**DATA ENTRIES**
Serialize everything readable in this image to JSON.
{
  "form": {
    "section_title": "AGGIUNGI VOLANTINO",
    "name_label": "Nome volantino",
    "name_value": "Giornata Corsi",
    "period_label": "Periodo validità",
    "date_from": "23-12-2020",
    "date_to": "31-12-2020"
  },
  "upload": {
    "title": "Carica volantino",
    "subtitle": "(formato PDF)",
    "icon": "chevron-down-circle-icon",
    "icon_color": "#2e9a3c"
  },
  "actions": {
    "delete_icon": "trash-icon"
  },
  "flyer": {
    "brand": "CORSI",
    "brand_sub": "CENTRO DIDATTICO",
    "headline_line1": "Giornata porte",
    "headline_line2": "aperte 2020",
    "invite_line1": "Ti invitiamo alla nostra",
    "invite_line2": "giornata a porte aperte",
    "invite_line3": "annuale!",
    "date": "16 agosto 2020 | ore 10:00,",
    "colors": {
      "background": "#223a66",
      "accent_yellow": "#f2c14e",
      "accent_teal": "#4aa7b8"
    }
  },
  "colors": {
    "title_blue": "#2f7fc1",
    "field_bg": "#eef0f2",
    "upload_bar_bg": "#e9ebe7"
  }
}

...

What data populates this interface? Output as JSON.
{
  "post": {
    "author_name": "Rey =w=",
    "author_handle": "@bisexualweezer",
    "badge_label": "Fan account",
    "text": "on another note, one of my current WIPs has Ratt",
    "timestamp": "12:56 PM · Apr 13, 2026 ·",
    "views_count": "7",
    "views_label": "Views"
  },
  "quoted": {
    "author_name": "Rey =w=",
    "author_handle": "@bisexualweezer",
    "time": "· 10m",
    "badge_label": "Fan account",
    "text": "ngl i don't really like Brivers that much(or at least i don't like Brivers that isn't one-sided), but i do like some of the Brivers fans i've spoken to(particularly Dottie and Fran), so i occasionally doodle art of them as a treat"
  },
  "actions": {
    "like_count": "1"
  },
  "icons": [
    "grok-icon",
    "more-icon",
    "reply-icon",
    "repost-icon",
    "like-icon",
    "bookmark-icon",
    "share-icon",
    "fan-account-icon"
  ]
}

==

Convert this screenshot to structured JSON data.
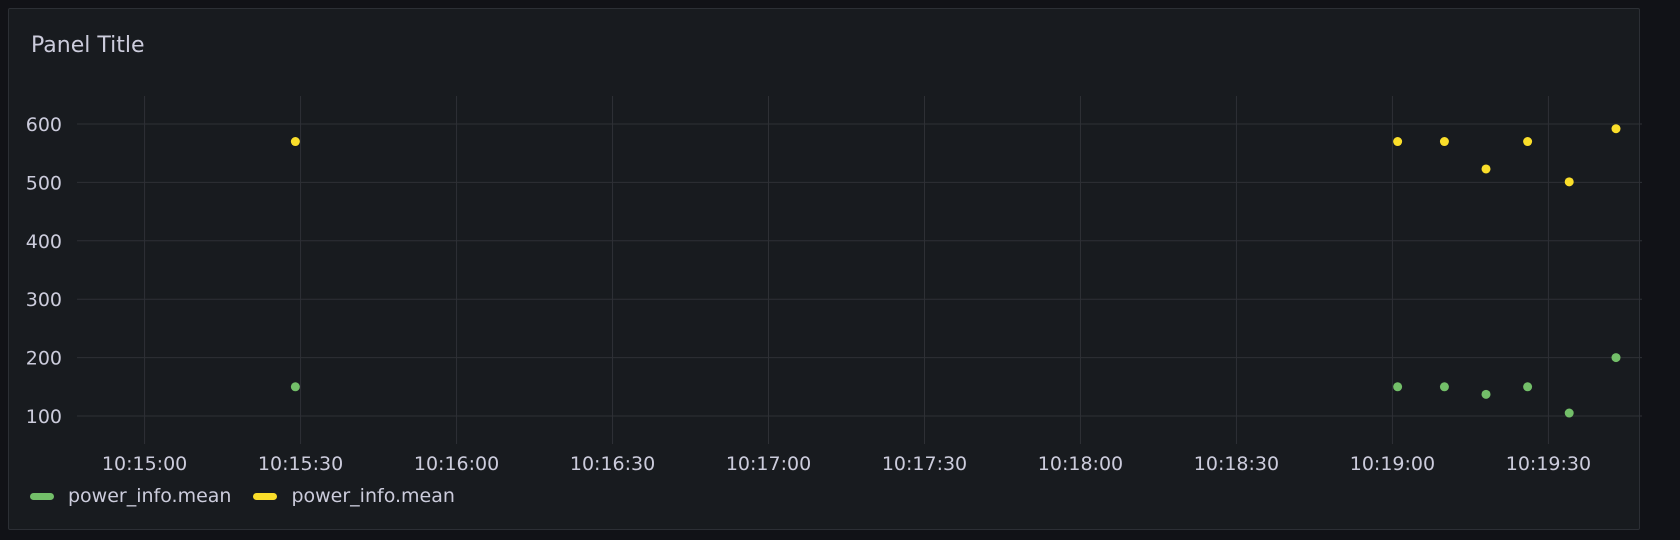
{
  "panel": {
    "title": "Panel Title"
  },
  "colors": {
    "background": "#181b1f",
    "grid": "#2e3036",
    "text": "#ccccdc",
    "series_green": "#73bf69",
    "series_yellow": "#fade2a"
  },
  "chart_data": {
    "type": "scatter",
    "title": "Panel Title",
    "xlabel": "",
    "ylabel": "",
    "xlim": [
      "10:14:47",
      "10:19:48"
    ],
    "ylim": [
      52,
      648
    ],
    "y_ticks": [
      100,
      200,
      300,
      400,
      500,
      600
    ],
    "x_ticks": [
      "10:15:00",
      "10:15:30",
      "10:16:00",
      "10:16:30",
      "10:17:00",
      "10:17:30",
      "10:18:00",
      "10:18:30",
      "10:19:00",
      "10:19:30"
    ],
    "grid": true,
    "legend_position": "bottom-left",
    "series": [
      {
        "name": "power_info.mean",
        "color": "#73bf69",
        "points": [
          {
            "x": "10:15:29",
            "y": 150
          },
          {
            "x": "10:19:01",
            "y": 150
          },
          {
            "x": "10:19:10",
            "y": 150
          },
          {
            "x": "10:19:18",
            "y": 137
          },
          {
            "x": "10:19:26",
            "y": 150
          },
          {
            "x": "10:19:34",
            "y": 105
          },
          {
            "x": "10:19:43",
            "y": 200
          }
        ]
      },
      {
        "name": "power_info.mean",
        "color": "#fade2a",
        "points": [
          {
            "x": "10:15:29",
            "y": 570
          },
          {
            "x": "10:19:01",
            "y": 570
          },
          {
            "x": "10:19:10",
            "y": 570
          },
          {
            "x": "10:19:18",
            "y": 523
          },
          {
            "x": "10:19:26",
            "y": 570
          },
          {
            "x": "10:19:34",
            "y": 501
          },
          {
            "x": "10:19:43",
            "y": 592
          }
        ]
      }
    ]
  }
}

**DESCRIPTION OF THE TASK**
Sift through the entries and copy every line with "text".

**THE RESULT**
    "text": "on another note, one of my current WIPs has Ratt",
    "text": "ngl i don't really like Brivers that much(or at least i don't like Brivers that isn't one-sided), but i do like some of the Brivers fans i've spoken to(particularly Dottie and Fran), so i occasionally doodle art of them as a treat"
    "text": "#ccccdc",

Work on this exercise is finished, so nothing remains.